Exercise instructions: Word for word, restate every line of the material.

═══ Provided entries ═══

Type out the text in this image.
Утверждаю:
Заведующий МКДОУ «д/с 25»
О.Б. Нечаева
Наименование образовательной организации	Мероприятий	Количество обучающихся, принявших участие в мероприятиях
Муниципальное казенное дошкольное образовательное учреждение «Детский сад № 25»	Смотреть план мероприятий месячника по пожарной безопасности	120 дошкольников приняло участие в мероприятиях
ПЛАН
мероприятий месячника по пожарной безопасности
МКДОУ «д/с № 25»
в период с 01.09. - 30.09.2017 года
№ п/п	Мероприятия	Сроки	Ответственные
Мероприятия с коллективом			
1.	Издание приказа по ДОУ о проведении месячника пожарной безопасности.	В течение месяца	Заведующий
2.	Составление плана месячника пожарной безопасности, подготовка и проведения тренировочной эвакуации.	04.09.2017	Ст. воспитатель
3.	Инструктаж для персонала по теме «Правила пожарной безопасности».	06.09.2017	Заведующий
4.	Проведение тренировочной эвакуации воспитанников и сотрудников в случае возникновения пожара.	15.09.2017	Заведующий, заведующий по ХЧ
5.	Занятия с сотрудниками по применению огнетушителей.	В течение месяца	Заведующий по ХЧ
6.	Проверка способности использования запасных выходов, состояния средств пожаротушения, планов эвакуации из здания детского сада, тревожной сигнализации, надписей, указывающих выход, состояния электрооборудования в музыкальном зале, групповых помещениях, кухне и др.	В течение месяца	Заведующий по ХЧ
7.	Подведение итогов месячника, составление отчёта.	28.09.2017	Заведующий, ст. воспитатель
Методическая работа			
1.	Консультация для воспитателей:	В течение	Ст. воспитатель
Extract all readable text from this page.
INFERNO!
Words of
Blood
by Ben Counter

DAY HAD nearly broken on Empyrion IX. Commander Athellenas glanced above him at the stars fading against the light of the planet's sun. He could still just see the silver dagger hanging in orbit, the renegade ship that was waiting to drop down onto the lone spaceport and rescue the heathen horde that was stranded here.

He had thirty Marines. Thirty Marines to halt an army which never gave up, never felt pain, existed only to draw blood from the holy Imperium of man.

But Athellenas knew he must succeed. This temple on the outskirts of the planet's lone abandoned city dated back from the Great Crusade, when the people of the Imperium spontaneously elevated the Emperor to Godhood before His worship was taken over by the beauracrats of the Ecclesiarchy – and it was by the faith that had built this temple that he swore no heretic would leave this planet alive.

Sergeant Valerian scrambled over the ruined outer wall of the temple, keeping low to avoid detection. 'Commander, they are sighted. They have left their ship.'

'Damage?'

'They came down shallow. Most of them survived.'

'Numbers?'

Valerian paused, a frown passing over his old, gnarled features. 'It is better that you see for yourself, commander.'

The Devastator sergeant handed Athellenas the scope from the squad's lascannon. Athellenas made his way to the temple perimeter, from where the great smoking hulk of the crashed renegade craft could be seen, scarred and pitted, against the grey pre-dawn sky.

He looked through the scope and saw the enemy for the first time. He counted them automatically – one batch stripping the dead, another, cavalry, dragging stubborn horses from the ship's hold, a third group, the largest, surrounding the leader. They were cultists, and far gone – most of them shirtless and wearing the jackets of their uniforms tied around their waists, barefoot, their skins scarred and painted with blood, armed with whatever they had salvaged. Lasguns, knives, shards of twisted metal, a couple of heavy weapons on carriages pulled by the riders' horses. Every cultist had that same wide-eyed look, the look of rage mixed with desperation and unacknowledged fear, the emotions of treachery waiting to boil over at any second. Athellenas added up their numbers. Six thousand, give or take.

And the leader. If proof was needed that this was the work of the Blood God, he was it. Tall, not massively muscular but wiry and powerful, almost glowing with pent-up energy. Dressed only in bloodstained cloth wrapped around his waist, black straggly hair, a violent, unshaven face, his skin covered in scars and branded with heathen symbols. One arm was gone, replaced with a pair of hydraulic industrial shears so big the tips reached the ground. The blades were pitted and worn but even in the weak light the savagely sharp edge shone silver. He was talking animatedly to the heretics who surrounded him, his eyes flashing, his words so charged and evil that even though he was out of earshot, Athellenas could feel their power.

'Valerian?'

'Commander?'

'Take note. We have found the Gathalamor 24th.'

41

═══

The reply:
Type out the text in this image.
Утверждаю:
Заведующий МКДОУ «д/с 25»
О.Б. Нечаева
Наименование образовательной организации	Мероприятий	Количество обучающихся, принявших участие в мероприятиях
Муниципальное казенное дошкольное образовательное учреждение «Детский сад № 25»	Смотреть план мероприятий месячника по пожарной безопасности	120 дошкольников приняло участие в мероприятиях
ПЛАН
мероприятий месячника по пожарной безопасности
МКДОУ «д/с № 25»
в период с 01.09. - 30.09.2017 года
№ п/п	Мероприятия	Сроки	Ответственные
Мероприятия с коллективом			
1.	Издание приказа по ДОУ о проведении месячника пожарной безопасности.	В течение месяца	Заведующий
2.	Составление плана месячника пожарной безопасности, подготовка и проведения тренировочной эвакуации.	04.09.2017	Ст. воспитатель
3.	Инструктаж для персонала по теме «Правила пожарной безопасности».	06.09.2017	Заведующий
4.	Проведение тренировочной эвакуации воспитанников и сотрудников в случае возникновения пожара.	15.09.2017	Заведующий, заведующий по ХЧ
5.	Занятия с сотрудниками по применению огнетушителей.	В течение месяца	Заведующий по ХЧ
6.	Проверка способности использования запасных выходов, состояния средств пожаротушения, планов эвакуации из здания детского сада, тревожной сигнализации, надписей, указывающих выход, состояния электрооборудования в музыкальном зале, групповых помещениях, кухне и др.	В течение месяца	Заведующий по ХЧ
7.	Подведение итогов месячника, составление отчёта.	28.09.2017	Заведующий, ст. воспитатель
Методическая работа			
1.	Консультация для воспитателей:	В течение	Ст. воспитатель
Extract all readable text from this page.
INFERNO!
Words of
Blood
by Ben Counter

DAY HAD nearly broken on Empyrion IX. Commander Athellenas glanced above him at the stars fading against the light of the planet's sun. He could still just see the silver dagger hanging in orbit, the renegade ship that was waiting to drop down onto the lone spaceport and rescue the heathen horde that was stranded here.

He had thirty Marines. Thirty Marines to halt an army which never gave up, never felt pain, existed only to draw blood from the holy Imperium of man.

But Athellenas knew he must succeed. This temple on the outskirts of the planet's lone abandoned city dated back from the Great Crusade, when the people of the Imperium spontaneously elevated the Emperor to Godhood before His worship was taken over by the beauracrats of the Ecclesiarchy – and it was by the faith that had built this temple that he swore no heretic would leave this planet alive.

Sergeant Valerian scrambled over the ruined outer wall of the temple, keeping low to avoid detection. 'Commander, they are sighted. They have left their ship.'

'Damage?'

'They came down shallow. Most of them survived.'

'Numbers?'

Valerian paused, a frown passing over his old, gnarled features. 'It is better that you see for yourself, commander.'

The Devastator sergeant handed Athellenas the scope from the squad's lascannon. Athellenas made his way to the temple perimeter, from where the great smoking hulk of the crashed renegade craft could be seen, scarred and pitted, against the grey pre-dawn sky.

He looked through the scope and saw the enemy for the first time. He counted them automatically – one batch stripping the dead, another, cavalry, dragging stubborn horses from the ship's hold, a third group, the largest, surrounding the leader. They were cultists, and far gone – most of them shirtless and wearing the jackets of their uniforms tied around their waists, barefoot, their skins scarred and painted with blood, armed with whatever they had salvaged. Lasguns, knives, shards of twisted metal, a couple of heavy weapons on carriages pulled by the riders' horses. Every cultist had that same wide-eyed look, the look of rage mixed with desperation and unacknowledged fear, the emotions of treachery waiting to boil over at any second. Athellenas added up their numbers. Six thousand, give or take.

And the leader. If proof was needed that this was the work of the Blood God, he was it. Tall, not massively muscular but wiry and powerful, almost glowing with pent-up energy. Dressed only in bloodstained cloth wrapped around his waist, black straggly hair, a violent, unshaven face, his skin covered in scars and branded with heathen symbols. One arm was gone, replaced with a pair of hydraulic industrial shears so big the tips reached the ground. The blades were pitted and worn but even in the weak light the savagely sharp edge shone silver. He was talking animatedly to the heretics who surrounded him, his eyes flashing, his words so charged and evil that even though he was out of earshot, Athellenas could feel their power.

'Valerian?'

'Commander?'

'Take note. We have found the Gathalamor 24th.'

41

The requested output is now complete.